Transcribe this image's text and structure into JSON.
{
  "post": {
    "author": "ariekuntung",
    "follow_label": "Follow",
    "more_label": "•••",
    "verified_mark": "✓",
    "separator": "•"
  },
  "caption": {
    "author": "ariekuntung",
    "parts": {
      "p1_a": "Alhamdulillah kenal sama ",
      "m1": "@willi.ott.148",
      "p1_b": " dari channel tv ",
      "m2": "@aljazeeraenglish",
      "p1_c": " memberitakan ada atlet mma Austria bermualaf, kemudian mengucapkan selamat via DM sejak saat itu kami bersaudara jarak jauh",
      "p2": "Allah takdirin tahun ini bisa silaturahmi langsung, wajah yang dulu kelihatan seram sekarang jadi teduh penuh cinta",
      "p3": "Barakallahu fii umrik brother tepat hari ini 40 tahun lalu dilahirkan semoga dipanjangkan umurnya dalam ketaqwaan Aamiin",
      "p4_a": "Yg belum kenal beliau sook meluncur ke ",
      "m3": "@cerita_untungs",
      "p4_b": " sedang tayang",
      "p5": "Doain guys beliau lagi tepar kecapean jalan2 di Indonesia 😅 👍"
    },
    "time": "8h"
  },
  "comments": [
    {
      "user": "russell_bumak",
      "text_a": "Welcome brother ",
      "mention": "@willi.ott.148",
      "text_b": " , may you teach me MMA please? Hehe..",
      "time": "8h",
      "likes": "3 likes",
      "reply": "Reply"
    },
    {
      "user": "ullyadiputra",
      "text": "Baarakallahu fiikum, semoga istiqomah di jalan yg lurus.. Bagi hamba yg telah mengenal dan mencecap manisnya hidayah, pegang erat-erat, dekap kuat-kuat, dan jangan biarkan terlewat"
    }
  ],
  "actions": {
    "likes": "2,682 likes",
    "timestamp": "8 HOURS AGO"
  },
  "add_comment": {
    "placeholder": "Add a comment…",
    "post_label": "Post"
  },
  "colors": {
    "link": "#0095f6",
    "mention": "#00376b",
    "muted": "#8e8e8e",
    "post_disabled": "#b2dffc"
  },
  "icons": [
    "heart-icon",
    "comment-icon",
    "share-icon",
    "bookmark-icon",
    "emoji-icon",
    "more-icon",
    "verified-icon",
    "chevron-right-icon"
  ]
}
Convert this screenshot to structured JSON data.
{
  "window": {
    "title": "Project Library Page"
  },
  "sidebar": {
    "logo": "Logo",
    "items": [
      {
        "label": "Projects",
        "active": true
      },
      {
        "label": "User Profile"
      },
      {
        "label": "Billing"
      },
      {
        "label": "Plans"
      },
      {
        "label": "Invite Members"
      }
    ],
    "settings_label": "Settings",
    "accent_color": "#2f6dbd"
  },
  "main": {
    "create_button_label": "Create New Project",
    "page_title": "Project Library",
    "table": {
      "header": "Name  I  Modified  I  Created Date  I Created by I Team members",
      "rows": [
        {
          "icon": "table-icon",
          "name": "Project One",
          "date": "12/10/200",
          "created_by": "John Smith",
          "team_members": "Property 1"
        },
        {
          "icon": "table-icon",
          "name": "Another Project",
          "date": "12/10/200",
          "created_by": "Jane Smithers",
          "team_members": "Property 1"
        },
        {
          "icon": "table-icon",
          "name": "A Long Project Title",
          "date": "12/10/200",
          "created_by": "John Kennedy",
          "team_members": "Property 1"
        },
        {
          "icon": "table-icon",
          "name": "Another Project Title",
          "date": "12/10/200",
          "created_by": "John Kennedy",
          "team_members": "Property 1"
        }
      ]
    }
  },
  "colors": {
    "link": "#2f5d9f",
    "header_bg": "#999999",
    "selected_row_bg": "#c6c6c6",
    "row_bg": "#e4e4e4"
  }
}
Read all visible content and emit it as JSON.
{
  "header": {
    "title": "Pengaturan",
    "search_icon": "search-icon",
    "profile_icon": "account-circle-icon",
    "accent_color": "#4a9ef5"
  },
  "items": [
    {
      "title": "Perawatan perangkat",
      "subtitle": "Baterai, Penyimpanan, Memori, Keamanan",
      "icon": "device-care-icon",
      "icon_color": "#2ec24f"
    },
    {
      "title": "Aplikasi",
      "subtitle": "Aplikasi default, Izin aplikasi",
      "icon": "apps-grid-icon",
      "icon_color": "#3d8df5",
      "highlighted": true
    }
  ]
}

★ ★ ★ ★ ★ ★ ★

- **Job**
Reproduce every line of the listing above in which the string "willi" appears.

- **Complete response**
      "m1": "@willi.ott.148",
      "mention": "@willi.ott.148",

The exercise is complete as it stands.